**Information given:**
++++

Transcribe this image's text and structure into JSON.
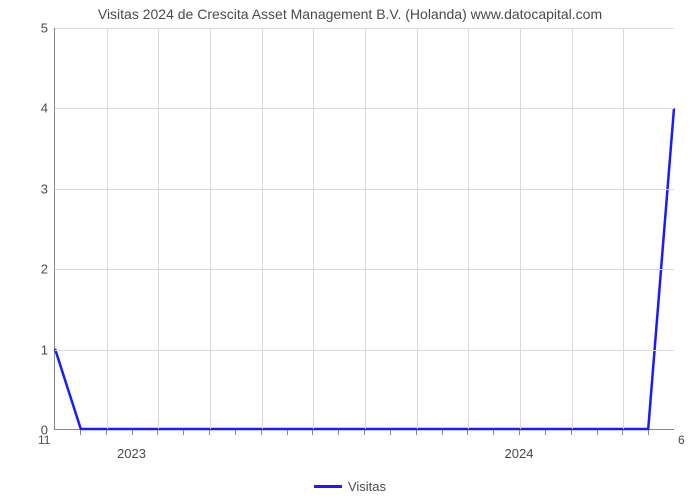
{
  "chart": {
    "type": "line",
    "title": "Visitas 2024 de Crescita Asset Management B.V. (Holanda) www.datocapital.com",
    "title_fontsize": 14,
    "title_color": "#4a4a4a",
    "background_color": "#ffffff",
    "grid_color": "#d9d9d9",
    "axis_color": "#888888",
    "line_color": "#1a1aff",
    "line_width": 2.5,
    "y": {
      "lim": [
        0,
        5
      ],
      "ticks": [
        0,
        1,
        2,
        3,
        4,
        5
      ],
      "tick_fontsize": 13,
      "tick_color": "#4a4a4a"
    },
    "x": {
      "n_months": 24,
      "group_labels": [
        {
          "label": "2023",
          "center_month_index": 3
        },
        {
          "label": "2024",
          "center_month_index": 18
        }
      ],
      "corner_left_label": "11",
      "corner_right_label": "6",
      "minor_tick_every": 1,
      "label_fontsize": 13
    },
    "series": [
      {
        "name": "Visitas",
        "points": [
          {
            "x": 0,
            "y": 1
          },
          {
            "x": 1,
            "y": 0
          },
          {
            "x": 23,
            "y": 0
          },
          {
            "x": 24,
            "y": 4
          }
        ]
      }
    ],
    "legend": {
      "label": "Visitas",
      "swatch_color": "#1a1aff",
      "fontsize": 13
    }
  }
}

++++

**Task objective:**
Write out the listing above again, exactly, but with no pictures in the copy.

**Expected output:**
Transcribe this image's text and structure into JSON.
{
  "chart": {
    "type": "line",
    "title": "Visitas 2024 de Crescita Asset Management B.V. (Holanda) www.datocapital.com",
    "title_fontsize": 14,
    "title_color": "#4a4a4a",
    "background_color": "#ffffff",
    "grid_color": "#d9d9d9",
    "axis_color": "#888888",
    "line_color": "#1a1aff",
    "line_width": 2.5,
    "y": {
      "lim": [
        0,
        5
      ],
      "ticks": [
        0,
        1,
        2,
        3,
        4,
        5
      ],
      "tick_fontsize": 13,
      "tick_color": "#4a4a4a"
    },
    "x": {
      "n_months": 24,
      "group_labels": [
        {
          "label": "2023",
          "center_month_index": 3
        },
        {
          "label": "2024",
          "center_month_index": 18
        }
      ],
      "corner_left_label": "11",
      "corner_right_label": "6",
      "minor_tick_every": 1,
      "label_fontsize": 13
    },
    "series": [
      {
        "name": "Visitas",
        "points": [
          {
            "x": 0,
            "y": 1
          },
          {
            "x": 1,
            "y": 0
          },
          {
            "x": 23,
            "y": 0
          },
          {
            "x": 24,
            "y": 4
          }
        ]
      }
    ],
    "legend": {
      "label": "Visitas",
      "swatch_color": "#1a1aff",
      "fontsize": 13
    }
  }
}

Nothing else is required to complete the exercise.